Gather up the lines that contain "output".

Begin

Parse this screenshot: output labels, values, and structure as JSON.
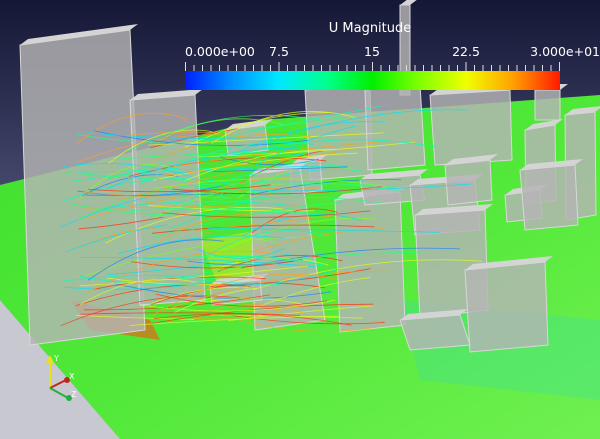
{
  "colorbar": {
    "title": "U Magnitude",
    "labels": [
      "0.000e+00",
      "7.5",
      "15",
      "22.5",
      "3.000e+01"
    ],
    "range": [
      0,
      30
    ],
    "colors": [
      "#0020ff",
      "#0090ff",
      "#00e8ff",
      "#00ff90",
      "#00f000",
      "#80ff00",
      "#f0ff00",
      "#ffa000",
      "#ff1a00"
    ]
  },
  "axes": {
    "x": "X",
    "y": "Y",
    "z": "Z",
    "x_color": "#c0281e",
    "y_color": "#e8e020",
    "z_color": "#20b040"
  },
  "colors": {
    "background_top": "#161838",
    "background_bottom": "#6a6c8c",
    "ground": "#3ee22a",
    "building": "#b4b4b4"
  }
}
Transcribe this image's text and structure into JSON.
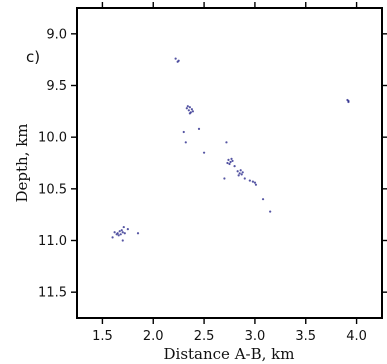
{
  "chart_data": {
    "type": "scatter",
    "panel_label": "c)",
    "title": "",
    "xlabel": "Distance A-B, km",
    "ylabel": "Depth, km",
    "xlim": [
      1.25,
      4.25
    ],
    "ylim": [
      8.75,
      11.75
    ],
    "y_inverted": true,
    "x_ticks": [
      1.5,
      2.0,
      2.5,
      3.0,
      3.5,
      4.0
    ],
    "x_tick_labels": [
      "1.5",
      "2.0",
      "2.5",
      "3.0",
      "3.5",
      "4.0"
    ],
    "y_ticks": [
      9.0,
      9.5,
      10.0,
      10.5,
      11.0,
      11.5
    ],
    "y_tick_labels": [
      "9.0",
      "9.5",
      "10.0",
      "10.5",
      "11.0",
      "11.5"
    ],
    "grid": false,
    "marker_color": "#2b2b8c",
    "series": [
      {
        "points": [
          [
            2.22,
            9.24
          ],
          [
            2.24,
            9.27
          ],
          [
            2.25,
            9.26
          ],
          [
            2.33,
            9.72
          ],
          [
            2.35,
            9.74
          ],
          [
            2.36,
            9.71
          ],
          [
            2.37,
            9.76
          ],
          [
            2.38,
            9.73
          ],
          [
            2.36,
            9.77
          ],
          [
            2.39,
            9.75
          ],
          [
            2.34,
            9.7
          ],
          [
            2.3,
            9.95
          ],
          [
            2.32,
            10.05
          ],
          [
            2.45,
            9.92
          ],
          [
            2.5,
            10.15
          ],
          [
            2.74,
            10.22
          ],
          [
            2.76,
            10.24
          ],
          [
            2.77,
            10.21
          ],
          [
            2.75,
            10.26
          ],
          [
            2.78,
            10.23
          ],
          [
            2.73,
            10.25
          ],
          [
            2.83,
            10.33
          ],
          [
            2.85,
            10.35
          ],
          [
            2.86,
            10.32
          ],
          [
            2.87,
            10.36
          ],
          [
            2.84,
            10.37
          ],
          [
            2.88,
            10.34
          ],
          [
            2.8,
            10.28
          ],
          [
            2.9,
            10.4
          ],
          [
            2.95,
            10.42
          ],
          [
            3.0,
            10.44
          ],
          [
            3.01,
            10.46
          ],
          [
            2.98,
            10.43
          ],
          [
            2.7,
            10.4
          ],
          [
            2.72,
            10.05
          ],
          [
            3.08,
            10.6
          ],
          [
            3.15,
            10.72
          ],
          [
            3.92,
            9.65
          ],
          [
            3.91,
            9.64
          ],
          [
            3.92,
            9.66
          ],
          [
            1.62,
            10.92
          ],
          [
            1.65,
            10.93
          ],
          [
            1.67,
            10.91
          ],
          [
            1.68,
            10.94
          ],
          [
            1.7,
            10.92
          ],
          [
            1.72,
            10.93
          ],
          [
            1.66,
            10.95
          ],
          [
            1.69,
            10.9
          ],
          [
            1.64,
            10.94
          ],
          [
            1.71,
            10.87
          ],
          [
            1.75,
            10.89
          ],
          [
            1.85,
            10.93
          ],
          [
            1.6,
            10.97
          ],
          [
            1.7,
            11.0
          ]
        ]
      }
    ]
  }
}
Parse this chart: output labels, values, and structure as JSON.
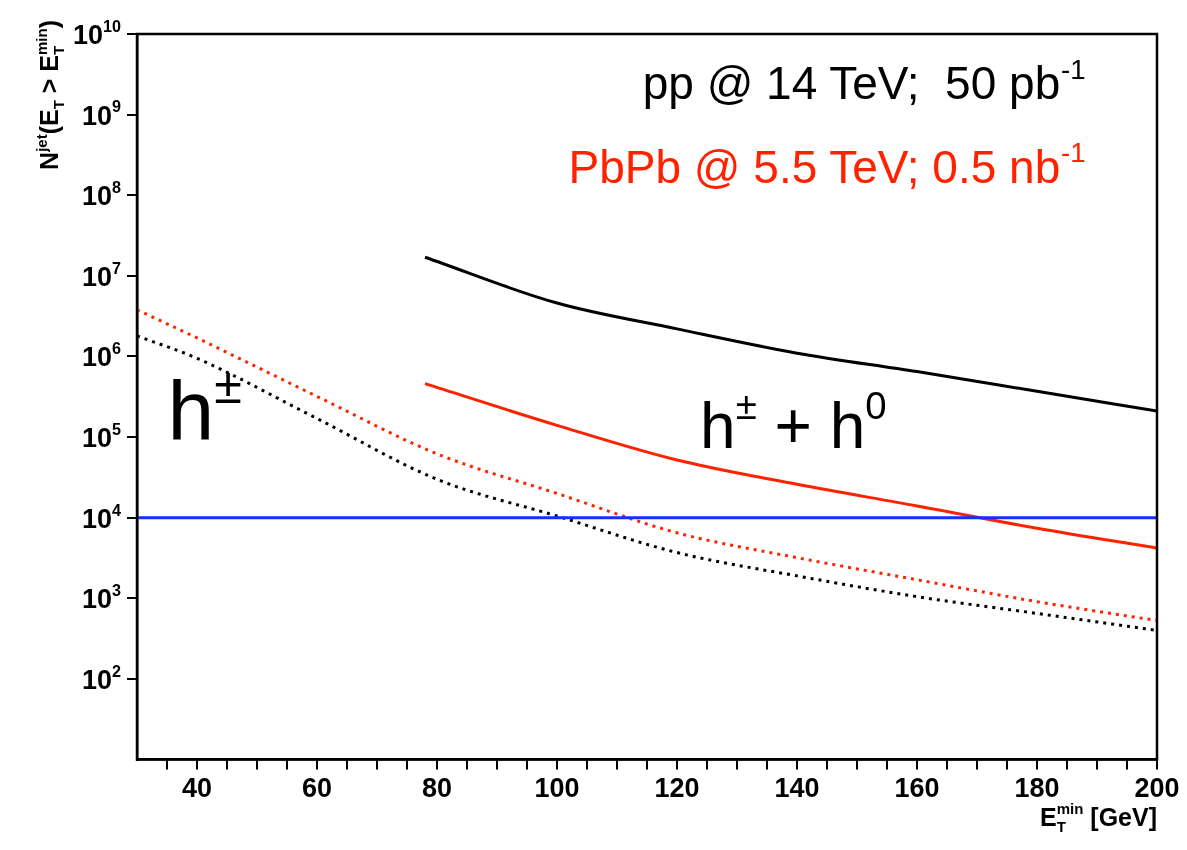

End

_WORKED ANSWER_
Parse this screenshot: output labels, values, and structure as JSON.
Parse this chart: output labels, values, and structure as JSON.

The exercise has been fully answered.